▸ **Direction**:
Check every line of the entries for "низковольтных", and copy the lines that hold it.
* * * * *
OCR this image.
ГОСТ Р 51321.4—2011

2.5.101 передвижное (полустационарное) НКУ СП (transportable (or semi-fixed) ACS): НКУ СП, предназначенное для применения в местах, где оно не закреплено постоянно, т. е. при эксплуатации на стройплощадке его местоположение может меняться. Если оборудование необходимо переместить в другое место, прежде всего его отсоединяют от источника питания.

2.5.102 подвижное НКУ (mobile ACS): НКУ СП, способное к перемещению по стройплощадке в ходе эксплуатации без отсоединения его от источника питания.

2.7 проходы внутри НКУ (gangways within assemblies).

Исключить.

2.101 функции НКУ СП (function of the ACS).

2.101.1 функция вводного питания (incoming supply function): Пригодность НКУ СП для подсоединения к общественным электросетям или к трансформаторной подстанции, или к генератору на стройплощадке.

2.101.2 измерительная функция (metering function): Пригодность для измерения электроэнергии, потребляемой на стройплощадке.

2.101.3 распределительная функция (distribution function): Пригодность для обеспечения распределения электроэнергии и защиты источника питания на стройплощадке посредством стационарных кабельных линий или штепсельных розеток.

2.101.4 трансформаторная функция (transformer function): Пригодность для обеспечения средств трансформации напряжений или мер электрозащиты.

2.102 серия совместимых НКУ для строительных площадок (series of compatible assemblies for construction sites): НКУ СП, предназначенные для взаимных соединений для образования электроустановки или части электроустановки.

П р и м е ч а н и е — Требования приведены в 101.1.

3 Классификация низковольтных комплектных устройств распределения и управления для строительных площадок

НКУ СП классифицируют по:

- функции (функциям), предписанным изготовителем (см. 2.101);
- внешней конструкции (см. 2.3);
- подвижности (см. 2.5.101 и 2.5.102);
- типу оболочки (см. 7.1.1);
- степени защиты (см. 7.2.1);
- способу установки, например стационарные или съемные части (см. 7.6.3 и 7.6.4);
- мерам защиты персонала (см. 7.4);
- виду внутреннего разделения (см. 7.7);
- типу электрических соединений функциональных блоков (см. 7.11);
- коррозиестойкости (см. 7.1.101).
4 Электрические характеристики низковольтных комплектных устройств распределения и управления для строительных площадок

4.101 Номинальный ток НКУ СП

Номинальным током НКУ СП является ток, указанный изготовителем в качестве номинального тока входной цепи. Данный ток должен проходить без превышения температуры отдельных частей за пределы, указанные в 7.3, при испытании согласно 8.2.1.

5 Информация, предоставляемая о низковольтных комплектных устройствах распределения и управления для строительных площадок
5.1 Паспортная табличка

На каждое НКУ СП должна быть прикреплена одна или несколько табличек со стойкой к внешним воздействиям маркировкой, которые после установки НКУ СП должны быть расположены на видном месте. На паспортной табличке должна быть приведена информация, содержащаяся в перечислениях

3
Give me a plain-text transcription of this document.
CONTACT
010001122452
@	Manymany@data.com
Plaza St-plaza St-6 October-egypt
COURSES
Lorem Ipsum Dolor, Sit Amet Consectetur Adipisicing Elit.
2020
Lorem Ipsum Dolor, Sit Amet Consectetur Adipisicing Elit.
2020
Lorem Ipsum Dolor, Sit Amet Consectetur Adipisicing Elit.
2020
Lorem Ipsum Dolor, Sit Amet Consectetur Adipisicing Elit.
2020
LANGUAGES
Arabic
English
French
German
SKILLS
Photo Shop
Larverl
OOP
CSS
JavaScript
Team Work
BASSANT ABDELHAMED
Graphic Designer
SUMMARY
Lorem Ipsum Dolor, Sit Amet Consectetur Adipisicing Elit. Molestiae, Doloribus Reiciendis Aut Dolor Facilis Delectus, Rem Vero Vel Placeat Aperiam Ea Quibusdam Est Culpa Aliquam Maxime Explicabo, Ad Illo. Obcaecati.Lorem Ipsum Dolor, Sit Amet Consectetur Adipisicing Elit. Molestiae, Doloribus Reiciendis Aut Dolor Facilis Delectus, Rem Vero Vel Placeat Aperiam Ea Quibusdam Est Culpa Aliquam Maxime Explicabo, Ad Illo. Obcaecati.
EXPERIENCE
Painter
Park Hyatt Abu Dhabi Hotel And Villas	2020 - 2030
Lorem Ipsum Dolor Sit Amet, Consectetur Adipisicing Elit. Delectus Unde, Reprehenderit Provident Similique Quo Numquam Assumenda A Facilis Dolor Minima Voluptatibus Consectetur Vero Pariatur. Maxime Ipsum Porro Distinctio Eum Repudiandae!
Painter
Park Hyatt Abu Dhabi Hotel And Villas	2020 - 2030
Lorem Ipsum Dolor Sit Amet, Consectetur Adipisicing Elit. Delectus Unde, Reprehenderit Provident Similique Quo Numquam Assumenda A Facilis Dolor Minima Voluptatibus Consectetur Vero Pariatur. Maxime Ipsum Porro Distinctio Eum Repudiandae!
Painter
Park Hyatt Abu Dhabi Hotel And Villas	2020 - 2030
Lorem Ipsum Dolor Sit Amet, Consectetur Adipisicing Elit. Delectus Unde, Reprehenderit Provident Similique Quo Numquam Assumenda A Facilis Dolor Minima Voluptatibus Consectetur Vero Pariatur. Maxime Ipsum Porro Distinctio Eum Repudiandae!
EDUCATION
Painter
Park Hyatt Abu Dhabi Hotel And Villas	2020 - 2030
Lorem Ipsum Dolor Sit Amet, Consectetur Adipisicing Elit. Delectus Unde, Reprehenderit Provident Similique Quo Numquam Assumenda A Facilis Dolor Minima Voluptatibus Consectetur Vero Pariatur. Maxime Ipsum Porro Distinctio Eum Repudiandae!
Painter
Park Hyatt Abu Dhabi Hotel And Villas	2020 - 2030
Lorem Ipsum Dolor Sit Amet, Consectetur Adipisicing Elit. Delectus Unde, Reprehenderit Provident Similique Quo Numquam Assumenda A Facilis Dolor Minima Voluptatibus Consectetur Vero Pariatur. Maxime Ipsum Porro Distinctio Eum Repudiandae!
* * * * *
▸ **Complete answer**:
3 Классификация низковольтных комплектных устройств распределения и управления для строительных площадок
4 Электрические характеристики низковольтных комплектных устройств распределения и управления для строительных площадок
5 Информация, предоставляемая о низковольтных комплектных устройствах распределения и управления для строительных площадок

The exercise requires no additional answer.